• _WHAT THE TASK ASKS_:
Every entry below should be transcribed exactly; pictures stay out of the copy.
#####
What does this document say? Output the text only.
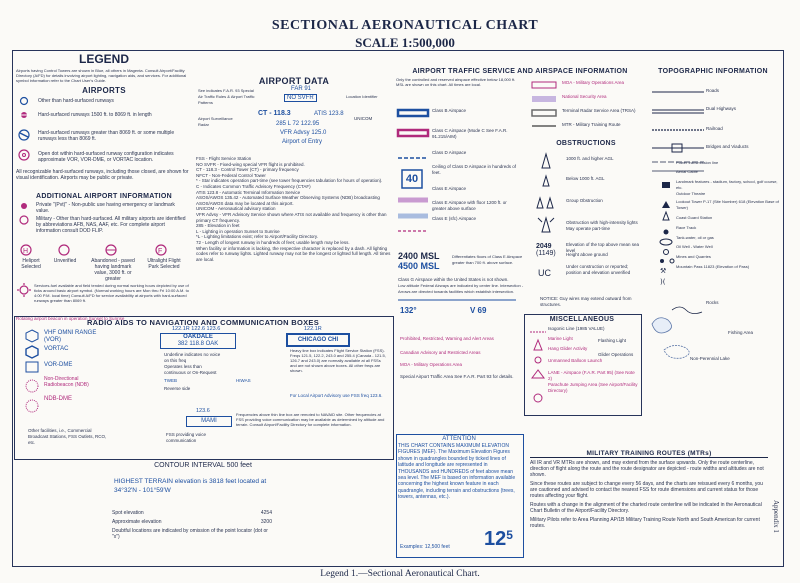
SECTIONAL AERONAUTICAL CHART
SCALE 1:500,000
LEGEND
Airports having Control Towers are shown in Blue, all others in Magenta. Consult Airport/Facility Directory (A/FD) for details involving airport lighting, navigation aids, and services. For additional symbol information refer to the Chart User's Guide.
AIRPORTS
Other than hard-surfaced runways
Hard-surfaced runways 1500 ft. to 8069 ft. in length
Hard-surfaced runways greater than 8069 ft. or some multiple runways less than 8069 ft.
Open dot within hard-surfaced runway configuration indicates approximate VOR, VOR-DME, or VORTAC location.
All recognizable hard-surfaced runways, including those closed, are shown for visual identification. Airports may be public or private.
ADDITIONAL AIRPORT INFORMATION
H	F
Private "(Pvt)" - Non-public use having emergency or landmark value.
Military - Other than hard-surfaced. All military airports are identified by abbreviations AFB, NAS, AAF, etc. For complete airport information consult DOD FLIP.
Heliport Selected
Unverified	Abandoned - paved having landmark value, 3000 ft. or greater
Ultralight Flight Park Selected
Services-fuel available and field tended during normal working hours depicted by use of ticks around basic airport symbol. (Normal working hours are Mon thru Fri 10:00 A.M. to 4:00 P.M. local time) Consult A/FD for service availability at airports with hard-surfaced runways greater than 8069 ft.
Rotating airport beacon in operation Sunset to Sunrise
AIRPORT DATA
See indicates F.A.R. 93 Special Air Traffic Rules & Airport Traffic Patterns
Airport Surveillance Radar
FAR 91
NO SVFR	Location Identifier
CT - 118.3	ATIS 123.8
285 L 72 122.95
UNICOM
VFR Advsy 125.0
Airport of Entry
FSS - Flight Service Station
NO SVFR - Fixed-wing special VFR flight is prohibited.
CT - 118.3 - Control Tower (CT) - primary frequency
NFCT - Non-Federal Control Tower
* - Star indicates operation part-time (see tower frequencies tabulation for hours of operation).
C - Indicates Common Traffic Advisory Frequency (CTAF)
ATIS 123.8 - Automatic Terminal Information Service
ASOS/AWOS 135.42 - Automated Surface Weather Observing Systems (NDB) broadcasting ASOS/AWOS data may be located at this airport.
UNICOM - Aeronautical advisory station
VFR Advsy - VFR Advisory Service shown where ATIS not available and frequency is other than primary CT frequency.
285 - Elevation in feet
L - Lighting in operation Sunset to Sunrise
*L - Lighting limitations exist; refer to Airport/Facility Directory.
72 - Length of longest runway in hundreds of feet; usable length may be less.
When facility or information is lacking, the respective character is replaced by a dash. All lighting codes refer to runway lights. Lighted runway may not be the longest or lighted full length. All times are local.
AIRPORT TRAFFIC SERVICE AND AIRSPACE INFORMATION
Only the controlled and reserved airspace effective below 18,000 ft. MSL are shown on this chart. All times are local.
40
Class B Airspace
Class C Airspace (Mode C See F.A.R. 91.215/AIM)
Class D Airspace
Ceiling of Class D Airspace in hundreds of feet.
Class E Airspace
Class E Airspace with floor 1200 ft. or greater above surface
Class E (sfc) Airspace
2400 MSL
4500 MSL
Differentiates floors of Class E Airspace greater than 700 ft. above surface.
Class G Airspace within the United States is not shown.
Low altitude Federal Airways are indicated by center line. Intersection - Arrows are directed towards facilities which establish intersection.
132°	V 69
MOA - Military Operations Area
National Security Area
Terminal Radar Service Area (TRSA)
MTR - Military Training Route
OBSTRUCTIONS
UC
2049
(1149)
1000 ft. and higher AGL
Below 1000 ft. AGL
Group Obstruction
Obstruction with high-intensity lights May operate part-time
Elevation of the top above mean sea level
Height above ground
Under construction or reported; position and elevation unverified
NOTICE: Guy wires may extend outward from structures.
TOPOGRAPHIC INFORMATION
⚒
)(
Roads
Dual Highways
Railroad
Bridges and Viaducts
Power transmission line
Aerial Cable
Landmark features - stadium, factory, school, golf course, etc.
Outdoor Theatre
Lookout Tower P-17 (Site Number) 618 (Elevation Base of Tower)
Coast Guard Station
Race Track
Tank-water, oil or gas
Oil Well - Water Well
Mines and Quarries
Mountain Pass 11823 (Elevation of Pass)
Rocks
Fishing Area
Non-Perennial Lake
RADIO AIDS TO NAVIGATION AND COMMUNICATION BOXES
VHF OMNI RANGE (VOR)
VORTAC
VOR-DME
Non-Directional Radiobeacon (NDB)
NDB-DME
Other facilities, i.e., Commercial Broadcast Stations, FSS Outlets, RCO, etc.
122.1R 122.6 123.6
OAKDALE
382 118.8 OAK
122.1R
CHICAGO CHI
Underline indicates no voice on this freq
Operates less than continuous or On-Request
TWEB
Reverse side
HIWAS
Heavy line box indicates Flight Service Station (FSS). Freqs 121.5, 122.2, 243.0 and 255.4 (Canada - 121.5, 126.7 and 243.0) are normally available at all FSSs and are not shown above boxes. All other freqs are shown.
For Local Airport Advisory use FSS freq 123.6.
123.6
MAMI
FSS providing voice communication
Frequencies above thin line box are remoted to NAVAID site. Other frequencies at FSS providing voice communication may be available as determined by altitude and terrain. Consult Airport/Facility Directory for complete information.
CONTOUR INTERVAL 500 feet
HIGHEST TERRAIN elevation is 3818 feet located at 34°32'N - 101°59'W
Spot elevation	4254
Approximate elevation	3200
Doubtful locations are indicated by omission of the point locator (dot or "x")
MISCELLANEOUS
Isogonic Line (1985 VALUE)
Marine Light
Hang Glider Activity
Unmanned Balloon Launch
LANE - Airspace (F.A.R. Part 95) (See Note 2)
Parachute Jumping Area (See Airport/Facility Directory)
Flashing Light
Glider Operations
Prohibited, Restricted, Warning and Alert Areas
Canadian Advisory and Restricted Areas
MOA - Military Operations Area
Special Airport Traffic Area See F.A.R. Part 93 for details.
ATTENTION
THIS CHART CONTAINS MAXIMUM ELEVATION FIGURES (MEF). The Maximum Elevation Figures shown in quadrangles bounded by ticked lines of latitude and longitude are represented in THOUSANDS and HUNDREDS of feet above mean sea level. The MEF is based on information available concerning the highest known feature in each quadrangle, including terrain and obstructions (trees, towers, antennas, etc.).
Examples: 12,500 feet $12^5$
MILITARY TRAINING ROUTES (MTRs)
All IR and VR MTRs are shown, and may extend from the surface upwards. Only the route centerline, direction of flight along the route and the route designator are depicted - route widths and altitudes are not shown.
Since these routes are subject to change every 56 days, and the charts are reissued every 6 months, you are cautioned and advised to contact the nearest FSS for route dimensions and current status for those routes affecting your flight.
Routes with a change in the alignment of the charted route centerline will be indicated in the Aeronautical Chart Bulletin of the Airport/Facility Directory.
Military Pilots refer to Area Planning AP/1B Military Training Route North and South American for current routes.	Appendix 1
Legend 1.—Sectional Aeronautical Chart.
#####
• _FINISHED ANSWER_:
What does this document say? Output the text only.
SECTIONAL AERONAUTICAL CHART
SCALE 1:500,000
LEGEND
Airports having Control Towers are shown in Blue, all others in Magenta. Consult Airport/Facility Directory (A/FD) for details involving airport lighting, navigation aids, and services. For additional symbol information refer to the Chart User's Guide.
AIRPORTS
Other than hard-surfaced runways
Hard-surfaced runways 1500 ft. to 8069 ft. in length
Hard-surfaced runways greater than 8069 ft. or some multiple runways less than 8069 ft.
Open dot within hard-surfaced runway configuration indicates approximate VOR, VOR-DME, or VORTAC location.
All recognizable hard-surfaced runways, including those closed, are shown for visual identification. Airports may be public or private.
ADDITIONAL AIRPORT INFORMATION
H	F
Private "(Pvt)" - Non-public use having emergency or landmark value.
Military - Other than hard-surfaced. All military airports are identified by abbreviations AFB, NAS, AAF, etc. For complete airport information consult DOD FLIP.
Heliport Selected
Unverified	Abandoned - paved having landmark value, 3000 ft. or greater
Ultralight Flight Park Selected
Services-fuel available and field tended during normal working hours depicted by use of ticks around basic airport symbol. (Normal working hours are Mon thru Fri 10:00 A.M. to 4:00 P.M. local time) Consult A/FD for service availability at airports with hard-surfaced runways greater than 8069 ft.
Rotating airport beacon in operation Sunset to Sunrise
AIRPORT DATA
See indicates F.A.R. 93 Special Air Traffic Rules & Airport Traffic Patterns
Airport Surveillance Radar
FAR 91
NO SVFR	Location Identifier
CT - 118.3	ATIS 123.8
285 L 72 122.95
UNICOM
VFR Advsy 125.0
Airport of Entry
FSS - Flight Service Station
NO SVFR - Fixed-wing special VFR flight is prohibited.
CT - 118.3 - Control Tower (CT) - primary frequency
NFCT - Non-Federal Control Tower
* - Star indicates operation part-time (see tower frequencies tabulation for hours of operation).
C - Indicates Common Traffic Advisory Frequency (CTAF)
ATIS 123.8 - Automatic Terminal Information Service
ASOS/AWOS 135.42 - Automated Surface Weather Observing Systems (NDB) broadcasting ASOS/AWOS data may be located at this airport.
UNICOM - Aeronautical advisory station
VFR Advsy - VFR Advisory Service shown where ATIS not available and frequency is other than primary CT frequency.
285 - Elevation in feet
L - Lighting in operation Sunset to Sunrise
*L - Lighting limitations exist; refer to Airport/Facility Directory.
72 - Length of longest runway in hundreds of feet; usable length may be less.
When facility or information is lacking, the respective character is replaced by a dash. All lighting codes refer to runway lights. Lighted runway may not be the longest or lighted full length. All times are local.
AIRPORT TRAFFIC SERVICE AND AIRSPACE INFORMATION
Only the controlled and reserved airspace effective below 18,000 ft. MSL are shown on this chart. All times are local.
40
Class B Airspace
Class C Airspace (Mode C See F.A.R. 91.215/AIM)
Class D Airspace
Ceiling of Class D Airspace in hundreds of feet.
Class E Airspace
Class E Airspace with floor 1200 ft. or greater above surface
Class E (sfc) Airspace
2400 MSL
4500 MSL
Differentiates floors of Class E Airspace greater than 700 ft. above surface.
Class G Airspace within the United States is not shown.
Low altitude Federal Airways are indicated by center line. Intersection - Arrows are directed towards facilities which establish intersection.
132°	V 69
MOA - Military Operations Area
National Security Area
Terminal Radar Service Area (TRSA)
MTR - Military Training Route
OBSTRUCTIONS
UC
2049
(1149)
1000 ft. and higher AGL
Below 1000 ft. AGL
Group Obstruction
Obstruction with high-intensity lights May operate part-time
Elevation of the top above mean sea level
Height above ground
Under construction or reported; position and elevation unverified
NOTICE: Guy wires may extend outward from structures.
TOPOGRAPHIC INFORMATION
⚒
)(
Roads
Dual Highways
Railroad
Bridges and Viaducts
Power transmission line
Aerial Cable
Landmark features - stadium, factory, school, golf course, etc.
Outdoor Theatre
Lookout Tower P-17 (Site Number) 618 (Elevation Base of Tower)
Coast Guard Station
Race Track
Tank-water, oil or gas
Oil Well - Water Well
Mines and Quarries
Mountain Pass 11823 (Elevation of Pass)
Rocks
Fishing Area
Non-Perennial Lake
RADIO AIDS TO NAVIGATION AND COMMUNICATION BOXES
VHF OMNI RANGE (VOR)
VORTAC
VOR-DME
Non-Directional Radiobeacon (NDB)
NDB-DME
Other facilities, i.e., Commercial Broadcast Stations, FSS Outlets, RCO, etc.
122.1R 122.6 123.6
OAKDALE
382 118.8 OAK
122.1R
CHICAGO CHI
Underline indicates no voice on this freq
Operates less than continuous or On-Request
TWEB
Reverse side
HIWAS
Heavy line box indicates Flight Service Station (FSS). Freqs 121.5, 122.2, 243.0 and 255.4 (Canada - 121.5, 126.7 and 243.0) are normally available at all FSSs and are not shown above boxes. All other freqs are shown.
For Local Airport Advisory use FSS freq 123.6.
123.6
MAMI
FSS providing voice communication
Frequencies above thin line box are remoted to NAVAID site. Other frequencies at FSS providing voice communication may be available as determined by altitude and terrain. Consult Airport/Facility Directory for complete information.
CONTOUR INTERVAL 500 feet
HIGHEST TERRAIN elevation is 3818 feet located at 34°32'N - 101°59'W
Spot elevation	4254
Approximate elevation	3200
Doubtful locations are indicated by omission of the point locator (dot or "x")
MISCELLANEOUS
Isogonic Line (1985 VALUE)
Marine Light
Hang Glider Activity
Unmanned Balloon Launch
LANE - Airspace (F.A.R. Part 95) (See Note 2)
Parachute Jumping Area (See Airport/Facility Directory)
Flashing Light
Glider Operations
Prohibited, Restricted, Warning and Alert Areas
Canadian Advisory and Restricted Areas
MOA - Military Operations Area
Special Airport Traffic Area See F.A.R. Part 93 for details.
ATTENTION
THIS CHART CONTAINS MAXIMUM ELEVATION FIGURES (MEF). The Maximum Elevation Figures shown in quadrangles bounded by ticked lines of latitude and longitude are represented in THOUSANDS and HUNDREDS of feet above mean sea level. The MEF is based on information available concerning the highest known feature in each quadrangle, including terrain and obstructions (trees, towers, antennas, etc.).
Examples: 12,500 feet $12^5$
MILITARY TRAINING ROUTES (MTRs)
All IR and VR MTRs are shown, and may extend from the surface upwards. Only the route centerline, direction of flight along the route and the route designator are depicted - route widths and altitudes are not shown.
Since these routes are subject to change every 56 days, and the charts are reissued every 6 months, you are cautioned and advised to contact the nearest FSS for route dimensions and current status for those routes affecting your flight.
Routes with a change in the alignment of the charted route centerline will be indicated in the Aeronautical Chart Bulletin of the Airport/Facility Directory.
Military Pilots refer to Area Planning AP/1B Military Training Route North and South American for current routes.	Appendix 1
Legend 1.—Sectional Aeronautical Chart.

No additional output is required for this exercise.